#### SUPPLIED MATERIAL
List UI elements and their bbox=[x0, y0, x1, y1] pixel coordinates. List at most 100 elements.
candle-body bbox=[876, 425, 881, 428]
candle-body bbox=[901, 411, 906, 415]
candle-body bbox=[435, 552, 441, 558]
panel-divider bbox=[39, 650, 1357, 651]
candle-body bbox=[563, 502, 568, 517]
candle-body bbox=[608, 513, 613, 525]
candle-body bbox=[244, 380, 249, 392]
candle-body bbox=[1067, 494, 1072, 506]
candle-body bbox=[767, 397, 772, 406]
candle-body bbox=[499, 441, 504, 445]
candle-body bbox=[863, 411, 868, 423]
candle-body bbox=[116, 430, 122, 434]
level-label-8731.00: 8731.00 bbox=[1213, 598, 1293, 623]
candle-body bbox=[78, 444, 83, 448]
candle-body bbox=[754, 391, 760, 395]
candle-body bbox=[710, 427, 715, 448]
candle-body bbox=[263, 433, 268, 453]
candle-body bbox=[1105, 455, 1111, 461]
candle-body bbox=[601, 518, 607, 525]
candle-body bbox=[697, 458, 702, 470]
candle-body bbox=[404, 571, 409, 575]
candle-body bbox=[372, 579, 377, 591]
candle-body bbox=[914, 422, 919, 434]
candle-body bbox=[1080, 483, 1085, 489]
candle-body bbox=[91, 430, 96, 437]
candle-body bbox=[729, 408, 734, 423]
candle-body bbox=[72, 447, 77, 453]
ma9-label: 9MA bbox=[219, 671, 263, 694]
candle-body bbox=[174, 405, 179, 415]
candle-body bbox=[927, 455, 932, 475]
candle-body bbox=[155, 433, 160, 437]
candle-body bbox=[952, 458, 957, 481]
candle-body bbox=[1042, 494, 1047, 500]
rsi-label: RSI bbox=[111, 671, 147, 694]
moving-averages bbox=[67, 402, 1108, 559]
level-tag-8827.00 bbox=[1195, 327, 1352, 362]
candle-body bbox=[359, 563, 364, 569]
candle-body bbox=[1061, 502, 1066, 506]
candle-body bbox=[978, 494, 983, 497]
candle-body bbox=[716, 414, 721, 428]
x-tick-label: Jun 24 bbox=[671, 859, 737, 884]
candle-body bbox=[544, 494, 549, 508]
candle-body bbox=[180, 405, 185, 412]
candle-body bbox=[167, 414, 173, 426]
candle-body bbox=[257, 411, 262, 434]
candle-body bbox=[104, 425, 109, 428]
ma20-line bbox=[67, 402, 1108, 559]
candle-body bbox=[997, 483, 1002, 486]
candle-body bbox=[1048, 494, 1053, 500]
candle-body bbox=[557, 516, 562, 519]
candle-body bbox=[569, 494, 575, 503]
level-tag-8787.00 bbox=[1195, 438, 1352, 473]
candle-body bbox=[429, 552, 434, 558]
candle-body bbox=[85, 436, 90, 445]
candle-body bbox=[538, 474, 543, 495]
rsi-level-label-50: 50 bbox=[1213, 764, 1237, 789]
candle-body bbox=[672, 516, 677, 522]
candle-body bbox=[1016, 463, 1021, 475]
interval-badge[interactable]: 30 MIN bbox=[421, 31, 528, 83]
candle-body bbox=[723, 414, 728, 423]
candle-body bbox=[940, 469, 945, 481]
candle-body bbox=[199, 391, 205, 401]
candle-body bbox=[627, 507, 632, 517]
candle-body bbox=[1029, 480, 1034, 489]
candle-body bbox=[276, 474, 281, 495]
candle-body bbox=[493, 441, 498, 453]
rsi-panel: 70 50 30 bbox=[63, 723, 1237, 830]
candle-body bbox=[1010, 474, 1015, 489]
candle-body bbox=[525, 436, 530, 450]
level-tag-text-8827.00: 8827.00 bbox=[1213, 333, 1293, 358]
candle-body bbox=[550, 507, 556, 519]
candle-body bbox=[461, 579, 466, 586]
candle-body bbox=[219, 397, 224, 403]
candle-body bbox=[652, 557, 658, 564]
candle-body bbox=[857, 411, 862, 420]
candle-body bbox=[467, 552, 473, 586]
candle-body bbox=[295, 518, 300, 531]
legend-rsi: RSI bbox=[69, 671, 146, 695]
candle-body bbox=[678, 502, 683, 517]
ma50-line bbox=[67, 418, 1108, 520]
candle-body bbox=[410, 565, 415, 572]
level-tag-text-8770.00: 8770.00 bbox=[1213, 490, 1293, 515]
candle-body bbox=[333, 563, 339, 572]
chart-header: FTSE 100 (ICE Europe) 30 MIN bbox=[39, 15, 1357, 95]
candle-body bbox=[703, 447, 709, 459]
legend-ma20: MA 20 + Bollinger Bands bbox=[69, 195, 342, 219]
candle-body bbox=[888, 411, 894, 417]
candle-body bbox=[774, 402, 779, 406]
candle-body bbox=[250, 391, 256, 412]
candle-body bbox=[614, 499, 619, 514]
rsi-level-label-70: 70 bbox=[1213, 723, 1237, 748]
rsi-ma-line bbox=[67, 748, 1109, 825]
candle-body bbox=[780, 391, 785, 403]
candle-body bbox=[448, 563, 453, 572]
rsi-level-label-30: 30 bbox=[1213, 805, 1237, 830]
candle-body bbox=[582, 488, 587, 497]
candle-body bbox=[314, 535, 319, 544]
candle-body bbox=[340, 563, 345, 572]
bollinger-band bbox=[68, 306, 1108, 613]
########
▶ GOAL OF THE EXERCISE
Can you convert all the lines above into a numbered list, leaving out any blank ones?

▶ EXERCISE RESPONSE
1. List UI elements and their bbox=[x0, y0, x1, y1] pixel coordinates. List at most 100 elements.
2. candle-body bbox=[876, 425, 881, 428]
3. candle-body bbox=[901, 411, 906, 415]
4. candle-body bbox=[435, 552, 441, 558]
5. panel-divider bbox=[39, 650, 1357, 651]
6. candle-body bbox=[563, 502, 568, 517]
7. candle-body bbox=[608, 513, 613, 525]
8. candle-body bbox=[244, 380, 249, 392]
9. candle-body bbox=[1067, 494, 1072, 506]
10. candle-body bbox=[767, 397, 772, 406]
11. candle-body bbox=[499, 441, 504, 445]
12. candle-body bbox=[863, 411, 868, 423]
13. candle-body bbox=[116, 430, 122, 434]
14. level-label-8731.00: 8731.00 bbox=[1213, 598, 1293, 623]
15. candle-body bbox=[78, 444, 83, 448]
16. candle-body bbox=[754, 391, 760, 395]
17. candle-body bbox=[710, 427, 715, 448]
18. candle-body bbox=[263, 433, 268, 453]
19. candle-body bbox=[1105, 455, 1111, 461]
20. candle-body bbox=[601, 518, 607, 525]
21. candle-body bbox=[697, 458, 702, 470]
22. candle-body bbox=[404, 571, 409, 575]
23. candle-body bbox=[372, 579, 377, 591]
24. candle-body bbox=[914, 422, 919, 434]
25. candle-body bbox=[1080, 483, 1085, 489]
26. candle-body bbox=[91, 430, 96, 437]
27. candle-body bbox=[729, 408, 734, 423]
28. candle-body bbox=[72, 447, 77, 453]
29. ma9-label: 9MA bbox=[219, 671, 263, 694]
30. candle-body bbox=[174, 405, 179, 415]
31. candle-body bbox=[927, 455, 932, 475]
32. candle-body bbox=[155, 433, 160, 437]
33. candle-body bbox=[952, 458, 957, 481]
34. candle-body bbox=[1042, 494, 1047, 500]
35. rsi-label: RSI bbox=[111, 671, 147, 694]
36. moving-averages bbox=[67, 402, 1108, 559]
37. level-tag-8827.00 bbox=[1195, 327, 1352, 362]
38. candle-body bbox=[359, 563, 364, 569]
39. candle-body bbox=[1061, 502, 1066, 506]
40. candle-body bbox=[978, 494, 983, 497]
41. candle-body bbox=[716, 414, 721, 428]
42. x-tick-label: Jun 24 bbox=[671, 859, 737, 884]
43. candle-body bbox=[544, 494, 549, 508]
44. candle-body bbox=[180, 405, 185, 412]
45. candle-body bbox=[167, 414, 173, 426]
46. candle-body bbox=[257, 411, 262, 434]
47. candle-body bbox=[104, 425, 109, 428]
48. ma20-line bbox=[67, 402, 1108, 559]
49. candle-body bbox=[997, 483, 1002, 486]
50. candle-body bbox=[1048, 494, 1053, 500]
51. candle-body bbox=[557, 516, 562, 519]
52. candle-body bbox=[569, 494, 575, 503]
53. level-tag-8787.00 bbox=[1195, 438, 1352, 473]
54. candle-body bbox=[429, 552, 434, 558]
55. candle-body bbox=[85, 436, 90, 445]
56. candle-body bbox=[538, 474, 543, 495]
57. rsi-level-label-50: 50 bbox=[1213, 764, 1237, 789]
58. candle-body bbox=[672, 516, 677, 522]
59. candle-body bbox=[1016, 463, 1021, 475]
60. interval-badge[interactable]: 30 MIN bbox=[421, 31, 528, 83]
61. candle-body bbox=[723, 414, 728, 423]
62. candle-body bbox=[940, 469, 945, 481]
63. candle-body bbox=[199, 391, 205, 401]
64. candle-body bbox=[627, 507, 632, 517]
65. candle-body bbox=[1029, 480, 1034, 489]
66. candle-body bbox=[276, 474, 281, 495]
67. candle-body bbox=[493, 441, 498, 453]
68. rsi-panel: 70 50 30 bbox=[63, 723, 1237, 830]
69. candle-body bbox=[1010, 474, 1015, 489]
70. candle-body bbox=[525, 436, 530, 450]
71. level-tag-text-8827.00: 8827.00 bbox=[1213, 333, 1293, 358]
72. candle-body bbox=[550, 507, 556, 519]
73. candle-body bbox=[461, 579, 466, 586]
74. candle-body bbox=[219, 397, 224, 403]
75. candle-body bbox=[652, 557, 658, 564]
76. candle-body bbox=[857, 411, 862, 420]
77. candle-body bbox=[467, 552, 473, 586]
78. candle-body bbox=[295, 518, 300, 531]
79. legend-rsi: RSI bbox=[69, 671, 146, 695]
80. candle-body bbox=[678, 502, 683, 517]
81. ma50-line bbox=[67, 418, 1108, 520]
82. candle-body bbox=[410, 565, 415, 572]
83. level-tag-text-8770.00: 8770.00 bbox=[1213, 490, 1293, 515]
84. candle-body bbox=[333, 563, 339, 572]
85. chart-header: FTSE 100 (ICE Europe) 30 MIN bbox=[39, 15, 1357, 95]
86. candle-body bbox=[703, 447, 709, 459]
87. legend-ma20: MA 20 + Bollinger Bands bbox=[69, 195, 342, 219]
88. candle-body bbox=[888, 411, 894, 417]
89. candle-body bbox=[774, 402, 779, 406]
90. candle-body bbox=[250, 391, 256, 412]
91. candle-body bbox=[614, 499, 619, 514]
92. rsi-level-label-70: 70 bbox=[1213, 723, 1237, 748]
93. rsi-ma-line bbox=[67, 748, 1109, 825]
94. candle-body bbox=[780, 391, 785, 403]
95. candle-body bbox=[448, 563, 453, 572]
96. rsi-level-label-30: 30 bbox=[1213, 805, 1237, 830]
97. candle-body bbox=[582, 488, 587, 497]
98. candle-body bbox=[314, 535, 319, 544]
99. candle-body bbox=[340, 563, 345, 572]
100. bollinger-band bbox=[68, 306, 1108, 613]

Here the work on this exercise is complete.